Una lunga intervista quella rilasciata dal presidente della Dinamo Sassari Stefano Sardara attraverso i canali ufficiali biancoblù. Dalla crescita del club sassarese, alla costruzione della nuova rosa, passando per la sua esperienza personale alla guida della società. Di seguito vi riportiamo un estratto dei tanti temi toccati dal massimo dirigente del Banco.
Sul nuovo roster
“Sono certamente contento del roster che abbiamo costruito. Ma ancor di più sono stupito perché abbiamo ricevuto subito il consenso dai giocatori che volevamo nonostante non arrivassimo da una grande stagione. I profili che volevamo si sono dimostrati subito felici di venire a Sassari, questo vuol dire che in questi anni abbiamo costruito qualcosa di solido e che l’inciampo dello scorso anno, legato a diversi fattori che già sappiamo, sia stato percepito solamente come un qualcosa di passeggero. La Dinamo rientra in una fascia medio alta e i giocatori che abbiamo preso, che per me chiaramente sono i migliori al mondo, hanno detto subito sì. I consensi sono stati molto più veloci rispetto a quando li abbiamo comunicati perché, giustamente, volevamo far conoscere poco per volta i vari componenti del roster. Questo per me è un bellissimo segnale che ci ha dato la pallacanestro”.
Sul legame con la Sardegna
“Dal giorno uno abbiamo immaginato la Dinamo come la squadra della Sardegna, mi dà grandissima soddisfazione quando ogni anno escono i dati e ti rendi contro che, nel nostro territorio, nel mondo basket-calcio la Dinamo è l’unica che supera anche il calcio. Mi ricordo le prime perplessità delle amichevoli a Cagliari, perché la Dinamo era Sassari e Sassari era Dinamo. Secondo me questo concetto era sbagliatissimo perché la Dinamo aveva tantissimi amanti in tutta l’Isola. Tutte le attività che noi facciamo con i nostri sponsor e con le nostre scuole in giro per la Sardegna servono appunto per rendere la squadra più vicina al territorio. Racchiudere la Dinamo solamente a Sassari, che per noi è la città più bella del mondo, era sbagliato. La squadra ha una regione a cui appartiene e si identifica, questo va dimostrato anche con i fatti non solo nelle parole. In campo europeo la stessa cosa, se si vuol far crescere il brand se non si ha una visione internazionale si rimane chiusi nella propria regione. Noi siamo il club che ha avuto la maggiore visibilità nei social, anche questo è un modo per fare azienda e farlo bene. Nel 2011 dissi che non saremo diventati i più grandi, ma i più bravi. La Dinamo cerca sempre di fare questo, a volte bene, a volte meno bene, altre volte sbagliando. Questo fa parte del gioco, però la nostra mentalità dev’essere questa”.

● ● ● ● ●

Operazioni da svolgere:
[1] Ricopia parola per parola tutto il passo dell'intervista che va da "Una lunga intervista" fino a "dirigente del Banco.".
[2] Riscrivi i record dall'inizio fino alla riga che contiene "user-section[interactable]: 小秋 (988, 12, 1046, 38)", inclusa, sostituendo "bounding boxes" con "coordinates" e lasciando invariato tutto il resto; riporta soltanto queste righe.

Dati del compito:
● ● ● ● ●

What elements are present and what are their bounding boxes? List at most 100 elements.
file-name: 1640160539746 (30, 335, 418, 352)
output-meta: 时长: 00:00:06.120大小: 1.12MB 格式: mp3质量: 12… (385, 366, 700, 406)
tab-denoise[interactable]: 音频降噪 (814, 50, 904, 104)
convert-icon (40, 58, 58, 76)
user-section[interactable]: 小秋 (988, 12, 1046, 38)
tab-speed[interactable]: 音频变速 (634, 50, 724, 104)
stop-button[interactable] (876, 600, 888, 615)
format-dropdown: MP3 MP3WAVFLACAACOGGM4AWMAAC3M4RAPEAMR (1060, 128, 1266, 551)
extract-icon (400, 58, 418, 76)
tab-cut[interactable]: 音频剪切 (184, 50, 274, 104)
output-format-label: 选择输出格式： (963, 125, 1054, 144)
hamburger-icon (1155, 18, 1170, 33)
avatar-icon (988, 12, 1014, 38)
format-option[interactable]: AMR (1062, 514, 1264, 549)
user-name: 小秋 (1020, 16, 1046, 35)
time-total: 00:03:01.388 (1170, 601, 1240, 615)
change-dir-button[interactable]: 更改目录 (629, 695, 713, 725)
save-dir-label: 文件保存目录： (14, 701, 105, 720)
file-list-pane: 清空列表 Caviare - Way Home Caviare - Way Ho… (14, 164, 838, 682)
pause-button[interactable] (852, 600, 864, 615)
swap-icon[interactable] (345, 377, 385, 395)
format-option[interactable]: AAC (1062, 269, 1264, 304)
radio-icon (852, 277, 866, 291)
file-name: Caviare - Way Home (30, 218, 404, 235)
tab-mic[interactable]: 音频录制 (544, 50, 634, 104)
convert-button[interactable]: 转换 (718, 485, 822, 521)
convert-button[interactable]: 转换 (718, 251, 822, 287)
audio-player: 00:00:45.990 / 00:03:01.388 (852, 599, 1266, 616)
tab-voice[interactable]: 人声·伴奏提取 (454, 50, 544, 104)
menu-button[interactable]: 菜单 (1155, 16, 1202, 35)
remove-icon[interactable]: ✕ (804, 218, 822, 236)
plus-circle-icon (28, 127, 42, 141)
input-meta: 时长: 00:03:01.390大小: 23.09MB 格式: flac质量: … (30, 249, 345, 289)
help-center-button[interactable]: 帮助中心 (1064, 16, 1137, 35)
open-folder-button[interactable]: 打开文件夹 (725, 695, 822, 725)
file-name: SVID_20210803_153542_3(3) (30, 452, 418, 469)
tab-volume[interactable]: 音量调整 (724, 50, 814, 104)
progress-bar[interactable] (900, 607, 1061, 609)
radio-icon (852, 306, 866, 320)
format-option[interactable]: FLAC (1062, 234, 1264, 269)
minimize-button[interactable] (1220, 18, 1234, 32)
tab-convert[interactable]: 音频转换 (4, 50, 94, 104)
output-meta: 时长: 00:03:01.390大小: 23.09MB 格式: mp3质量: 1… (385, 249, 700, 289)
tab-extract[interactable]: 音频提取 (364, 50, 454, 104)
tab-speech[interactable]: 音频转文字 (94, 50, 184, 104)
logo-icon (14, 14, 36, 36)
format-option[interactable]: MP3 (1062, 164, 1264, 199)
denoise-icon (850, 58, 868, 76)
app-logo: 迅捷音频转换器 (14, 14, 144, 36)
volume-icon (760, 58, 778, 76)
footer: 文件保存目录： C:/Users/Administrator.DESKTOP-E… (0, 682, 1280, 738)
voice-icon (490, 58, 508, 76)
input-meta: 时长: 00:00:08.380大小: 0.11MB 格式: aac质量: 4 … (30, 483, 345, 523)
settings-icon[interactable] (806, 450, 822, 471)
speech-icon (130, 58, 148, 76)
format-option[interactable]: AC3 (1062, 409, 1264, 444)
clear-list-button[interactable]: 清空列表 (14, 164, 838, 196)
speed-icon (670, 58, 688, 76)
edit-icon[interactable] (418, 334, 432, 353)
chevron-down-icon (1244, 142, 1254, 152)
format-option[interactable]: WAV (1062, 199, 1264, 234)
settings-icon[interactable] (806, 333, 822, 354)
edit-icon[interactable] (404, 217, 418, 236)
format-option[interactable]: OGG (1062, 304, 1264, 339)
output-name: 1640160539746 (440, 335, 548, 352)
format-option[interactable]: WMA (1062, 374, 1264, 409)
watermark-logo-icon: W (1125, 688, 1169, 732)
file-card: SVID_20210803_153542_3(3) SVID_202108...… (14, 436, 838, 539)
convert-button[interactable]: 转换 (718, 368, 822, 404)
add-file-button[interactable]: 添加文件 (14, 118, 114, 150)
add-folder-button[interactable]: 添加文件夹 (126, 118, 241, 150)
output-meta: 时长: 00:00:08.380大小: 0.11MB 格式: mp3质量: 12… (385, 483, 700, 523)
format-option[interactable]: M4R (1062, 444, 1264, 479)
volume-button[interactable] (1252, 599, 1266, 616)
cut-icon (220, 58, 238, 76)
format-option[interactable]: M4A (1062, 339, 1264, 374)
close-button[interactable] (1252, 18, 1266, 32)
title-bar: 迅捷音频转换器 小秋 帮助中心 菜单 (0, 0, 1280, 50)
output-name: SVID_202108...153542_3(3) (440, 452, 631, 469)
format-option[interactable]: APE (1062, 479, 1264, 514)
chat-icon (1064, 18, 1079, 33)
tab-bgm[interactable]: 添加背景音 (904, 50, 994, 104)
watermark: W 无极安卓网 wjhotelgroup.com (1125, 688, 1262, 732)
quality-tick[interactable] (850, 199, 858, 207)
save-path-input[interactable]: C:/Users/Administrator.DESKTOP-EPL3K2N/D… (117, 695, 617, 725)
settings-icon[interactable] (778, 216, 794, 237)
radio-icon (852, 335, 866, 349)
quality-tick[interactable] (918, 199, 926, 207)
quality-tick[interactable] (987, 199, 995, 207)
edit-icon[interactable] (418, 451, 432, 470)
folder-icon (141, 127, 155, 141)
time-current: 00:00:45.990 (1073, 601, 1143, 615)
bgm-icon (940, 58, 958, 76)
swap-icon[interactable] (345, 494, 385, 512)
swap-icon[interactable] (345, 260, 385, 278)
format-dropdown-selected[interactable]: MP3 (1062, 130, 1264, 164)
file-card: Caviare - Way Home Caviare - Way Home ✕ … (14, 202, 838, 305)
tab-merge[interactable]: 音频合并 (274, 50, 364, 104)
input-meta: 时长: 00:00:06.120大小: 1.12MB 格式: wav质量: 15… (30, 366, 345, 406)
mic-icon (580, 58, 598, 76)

● ● ● ● ●

Risposte:
[1]
Una lunga intervista quella rilasciata dal presidente della Dinamo Sassari Stefano Sardara attraverso i canali ufficiali biancoblù. Dalla crescita del club sassarese, alla costruzione della nuova rosa, passando per la sua esperienza personale alla guida della società. Di seguito vi riportiamo un estratto dei tanti temi toccati dal massimo dirigente del Banco.

[2]
What elements are present and what are their coordinates? List at most 100 elements.
file-name: 1640160539746 (30, 335, 418, 352)
output-meta: 时长: 00:00:06.120大小: 1.12MB 格式: mp3质量: 12… (385, 366, 700, 406)
tab-denoise[interactable]: 音频降噪 (814, 50, 904, 104)
convert-icon (40, 58, 58, 76)
user-section[interactable]: 小秋 (988, 12, 1046, 38)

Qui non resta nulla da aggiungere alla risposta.